- **STATED EXERCISE**
Reproduce the full listing below unchanged, apart from the pictures.

- **INFORMATION SHOWN**
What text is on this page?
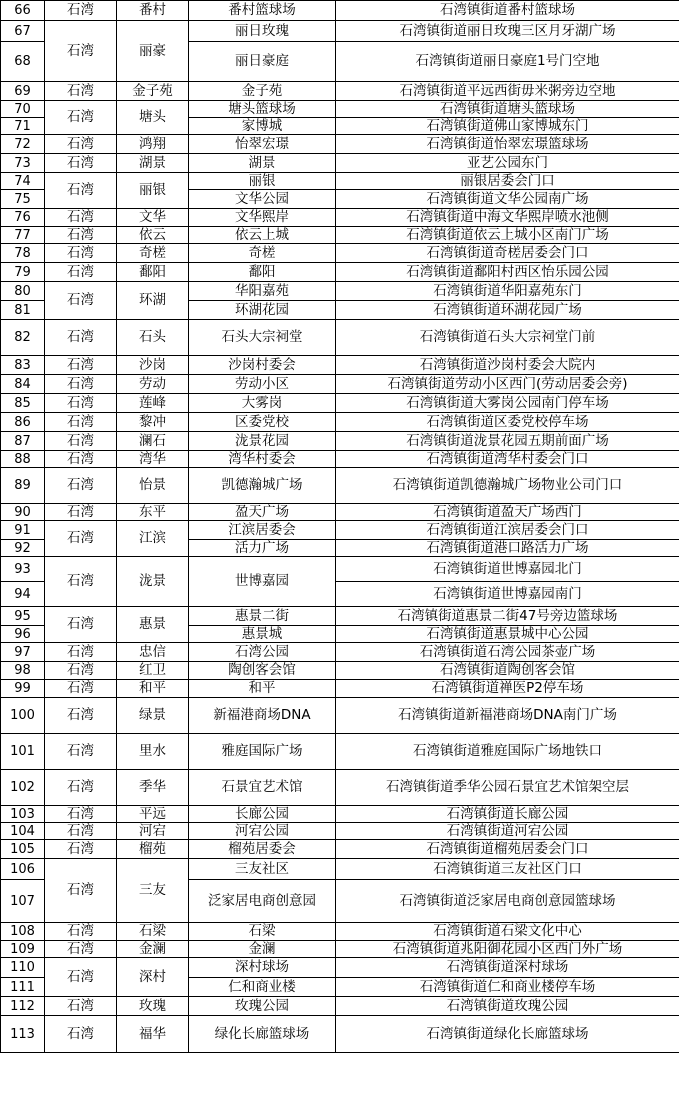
66	石湾	番村	番村篮球场	石湾镇街道番村篮球场
67	石湾	丽豪	丽日玫瑰	石湾镇街道丽日玫瑰三区月牙湖广场
68			丽日豪庭	石湾镇街道丽日豪庭1号门空地
69	石湾	金子苑	金子苑	石湾镇街道平远西街毋米粥旁边空地
70	石湾	塘头	塘头篮球场	石湾镇街道塘头篮球场
71			家博城	石湾镇街道佛山家博城东门
72	石湾	鸿翔	怡翠宏璟	石湾镇街道怡翠宏璟篮球场
73	石湾	湖景	湖景	亚艺公园东门
74	石湾	丽银	丽银	丽银居委会门口
75			文华公园	石湾镇街道文华公园南广场
76	石湾	文华	文华熙岸	石湾镇街道中海文华熙岸喷水池侧
77	石湾	依云	依云上城	石湾镇街道依云上城小区南门广场
78	石湾	奇槎	奇槎	石湾镇街道奇槎居委会门口
79	石湾	鄱阳	鄱阳	石湾镇街道鄱阳村西区怡乐园公园
80	石湾	环湖	华阳嘉苑	石湾镇街道华阳嘉苑东门
81			环湖花园	石湾镇街道环湖花园广场
82	石湾	石头	石头大宗祠堂	石湾镇街道石头大宗祠堂门前
83	石湾	沙岗	沙岗村委会	石湾镇街道沙岗村委会大院内
84	石湾	劳动	劳动小区	石湾镇街道劳动小区西门(劳动居委会旁)
85	石湾	莲峰	大雾岗	石湾镇街道大雾岗公园南门停车场
86	石湾	黎冲	区委党校	石湾镇街道区委党校停车场
87	石湾	澜石	泷景花园	石湾镇街道泷景花园五期前面广场
88	石湾	湾华	湾华村委会	石湾镇街道湾华村委会门口
89	石湾	怡景	凯德瀚城广场	石湾镇街道凯德瀚城广场物业公司门口
90	石湾	东平	盈天广场	石湾镇街道盈天广场西门
91	石湾	江滨	江滨居委会	石湾镇街道江滨居委会门口
92			活力广场	石湾镇街道港口路活力广场
93	石湾	泷景	世博嘉园	石湾镇街道世博嘉园北门
94				石湾镇街道世博嘉园南门
95	石湾	惠景	惠景二街	石湾镇街道惠景二街47号旁边篮球场
96			惠景城	石湾镇街道惠景城中心公园
97	石湾	忠信	石湾公园	石湾镇街道石湾公园茶壶广场
98	石湾	红卫	陶创客会馆	石湾镇街道陶创客会馆
99	石湾	和平	和平	石湾镇街道禅医P2停车场
100	石湾	绿景	新福港商场DNA	石湾镇街道新福港商场DNA南门广场
101	石湾	里水	雅庭国际广场	石湾镇街道雅庭国际广场地铁口
102	石湾	季华	石景宜艺术馆	石湾镇街道季华公园石景宜艺术馆架空层
103	石湾	平远	长廊公园	石湾镇街道长廊公园
104	石湾	河宕	河宕公园	石湾镇街道河宕公园
105	石湾	榴苑	榴苑居委会	石湾镇街道榴苑居委会门口
106	石湾	三友	三友社区	石湾镇街道三友社区门口
107			泛家居电商创意园	石湾镇街道泛家居电商创意园篮球场
108	石湾	石梁	石梁	石湾镇街道石梁文化中心
109	石湾	金澜	金澜	石湾镇街道兆阳御花园小区西门外广场
110	石湾	深村	深村球场	石湾镇街道深村球场
111			仁和商业楼	石湾镇街道仁和商业楼停车场
112	石湾	玫瑰	玫瑰公园	石湾镇街道玫瑰公园
113	石湾	福华	绿化长廊篮球场	石湾镇街道绿化长廊篮球场
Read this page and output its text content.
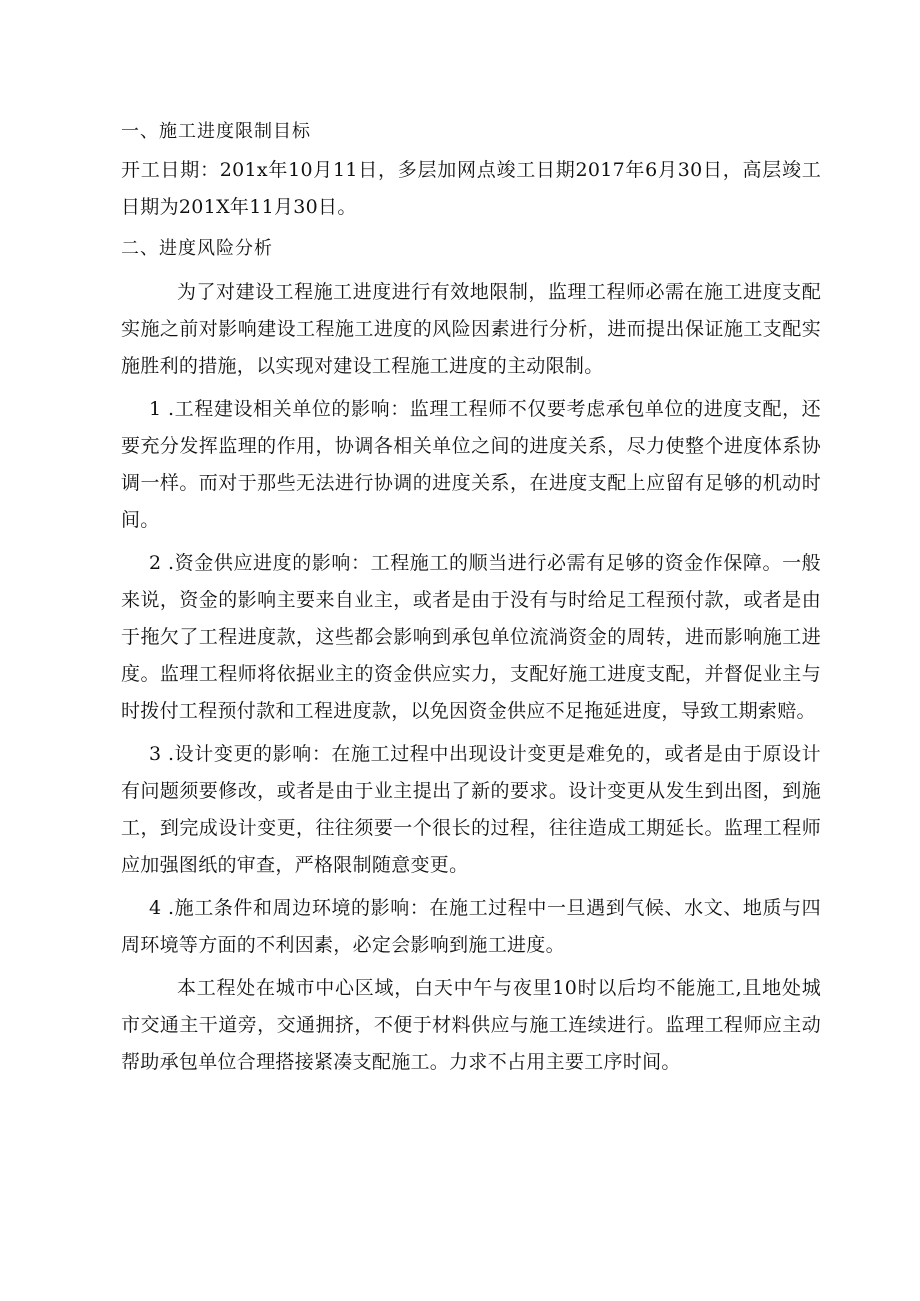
一、施工进度限制目标

开工日期：201x年10月11日，多层加网点竣工日期2017年6月30日，高层竣工日期为201X年11月30日。

二、进度风险分析

为了对建设工程施工进度进行有效地限制，监理工程师必需在施工进度支配实施之前对影响建设工程施工进度的风险因素进行分析，进而提出保证施工支配实施胜利的措施，以实现对建设工程施工进度的主动限制。

1 .工程建设相关单位的影响：监理工程师不仅要考虑承包单位的进度支配，还要充分发挥监理的作用，协调各相关单位之间的进度关系，尽力使整个进度体系协调一样。而对于那些无法进行协调的进度关系，在进度支配上应留有足够的机动时间。

2 .资金供应进度的影响：工程施工的顺当进行必需有足够的资金作保障。一般来说，资金的影响主要来自业主，或者是由于没有与时给足工程预付款，或者是由于拖欠了工程进度款，这些都会影响到承包单位流淌资金的周转，进而影响施工进度。监理工程师将依据业主的资金供应实力，支配好施工进度支配，并督促业主与时拨付工程预付款和工程进度款，以免因资金供应不足拖延进度，导致工期索赔。

3 .设计变更的影响：在施工过程中出现设计变更是难免的，或者是由于原设计有问题须要修改，或者是由于业主提出了新的要求。设计变更从发生到出图，到施工，到完成设计变更，往往须要一个很长的过程，往往造成工期延长。监理工程师应加强图纸的审查，严格限制随意变更。

4 .施工条件和周边环境的影响：在施工过程中一旦遇到气候、水文、地质与四周环境等方面的不利因素，必定会影响到施工进度。

本工程处在城市中心区域，白天中午与夜里10时以后均不能施工,且地处城市交通主干道旁，交通拥挤，不便于材料供应与施工连续进行。监理工程师应主动帮助承包单位合理搭接紧凑支配施工。力求不占用主要工序时间。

- **WRITTEN REPLY**
What text is on this page?
66	石湾	番村	番村篮球场	石湾镇街道番村篮球场
67	石湾	丽豪	丽日玫瑰	石湾镇街道丽日玫瑰三区月牙湖广场
68			丽日豪庭	石湾镇街道丽日豪庭1号门空地
69	石湾	金子苑	金子苑	石湾镇街道平远西街毋米粥旁边空地
70	石湾	塘头	塘头篮球场	石湾镇街道塘头篮球场
71			家博城	石湾镇街道佛山家博城东门
72	石湾	鸿翔	怡翠宏璟	石湾镇街道怡翠宏璟篮球场
73	石湾	湖景	湖景	亚艺公园东门
74	石湾	丽银	丽银	丽银居委会门口
75			文华公园	石湾镇街道文华公园南广场
76	石湾	文华	文华熙岸	石湾镇街道中海文华熙岸喷水池侧
77	石湾	依云	依云上城	石湾镇街道依云上城小区南门广场
78	石湾	奇槎	奇槎	石湾镇街道奇槎居委会门口
79	石湾	鄱阳	鄱阳	石湾镇街道鄱阳村西区怡乐园公园
80	石湾	环湖	华阳嘉苑	石湾镇街道华阳嘉苑东门
81			环湖花园	石湾镇街道环湖花园广场
82	石湾	石头	石头大宗祠堂	石湾镇街道石头大宗祠堂门前
83	石湾	沙岗	沙岗村委会	石湾镇街道沙岗村委会大院内
84	石湾	劳动	劳动小区	石湾镇街道劳动小区西门(劳动居委会旁)
85	石湾	莲峰	大雾岗	石湾镇街道大雾岗公园南门停车场
86	石湾	黎冲	区委党校	石湾镇街道区委党校停车场
87	石湾	澜石	泷景花园	石湾镇街道泷景花园五期前面广场
88	石湾	湾华	湾华村委会	石湾镇街道湾华村委会门口
89	石湾	怡景	凯德瀚城广场	石湾镇街道凯德瀚城广场物业公司门口
90	石湾	东平	盈天广场	石湾镇街道盈天广场西门
91	石湾	江滨	江滨居委会	石湾镇街道江滨居委会门口
92			活力广场	石湾镇街道港口路活力广场
93	石湾	泷景	世博嘉园	石湾镇街道世博嘉园北门
94				石湾镇街道世博嘉园南门
95	石湾	惠景	惠景二街	石湾镇街道惠景二街47号旁边篮球场
96			惠景城	石湾镇街道惠景城中心公园
97	石湾	忠信	石湾公园	石湾镇街道石湾公园茶壶广场
98	石湾	红卫	陶创客会馆	石湾镇街道陶创客会馆
99	石湾	和平	和平	石湾镇街道禅医P2停车场
100	石湾	绿景	新福港商场DNA	石湾镇街道新福港商场DNA南门广场
101	石湾	里水	雅庭国际广场	石湾镇街道雅庭国际广场地铁口
102	石湾	季华	石景宜艺术馆	石湾镇街道季华公园石景宜艺术馆架空层
103	石湾	平远	长廊公园	石湾镇街道长廊公园
104	石湾	河宕	河宕公园	石湾镇街道河宕公园
105	石湾	榴苑	榴苑居委会	石湾镇街道榴苑居委会门口
106	石湾	三友	三友社区	石湾镇街道三友社区门口
107			泛家居电商创意园	石湾镇街道泛家居电商创意园篮球场
108	石湾	石梁	石梁	石湾镇街道石梁文化中心
109	石湾	金澜	金澜	石湾镇街道兆阳御花园小区西门外广场
110	石湾	深村	深村球场	石湾镇街道深村球场
111			仁和商业楼	石湾镇街道仁和商业楼停车场
112	石湾	玫瑰	玫瑰公园	石湾镇街道玫瑰公园
113	石湾	福华	绿化长廊篮球场	石湾镇街道绿化长廊篮球场
Read this page and output its text content.
一、施工进度限制目标

开工日期：201x年10月11日，多层加网点竣工日期2017年6月30日，高层竣工日期为201X年11月30日。

二、进度风险分析

为了对建设工程施工进度进行有效地限制，监理工程师必需在施工进度支配实施之前对影响建设工程施工进度的风险因素进行分析，进而提出保证施工支配实施胜利的措施，以实现对建设工程施工进度的主动限制。

1 .工程建设相关单位的影响：监理工程师不仅要考虑承包单位的进度支配，还要充分发挥监理的作用，协调各相关单位之间的进度关系，尽力使整个进度体系协调一样。而对于那些无法进行协调的进度关系，在进度支配上应留有足够的机动时间。

2 .资金供应进度的影响：工程施工的顺当进行必需有足够的资金作保障。一般来说，资金的影响主要来自业主，或者是由于没有与时给足工程预付款，或者是由于拖欠了工程进度款，这些都会影响到承包单位流淌资金的周转，进而影响施工进度。监理工程师将依据业主的资金供应实力，支配好施工进度支配，并督促业主与时拨付工程预付款和工程进度款，以免因资金供应不足拖延进度，导致工期索赔。

3 .设计变更的影响：在施工过程中出现设计变更是难免的，或者是由于原设计有问题须要修改，或者是由于业主提出了新的要求。设计变更从发生到出图，到施工，到完成设计变更，往往须要一个很长的过程，往往造成工期延长。监理工程师应加强图纸的审查，严格限制随意变更。

4 .施工条件和周边环境的影响：在施工过程中一旦遇到气候、水文、地质与四周环境等方面的不利因素，必定会影响到施工进度。

本工程处在城市中心区域，白天中午与夜里10时以后均不能施工,且地处城市交通主干道旁，交通拥挤，不便于材料供应与施工连续进行。监理工程师应主动帮助承包单位合理搭接紧凑支配施工。力求不占用主要工序时间。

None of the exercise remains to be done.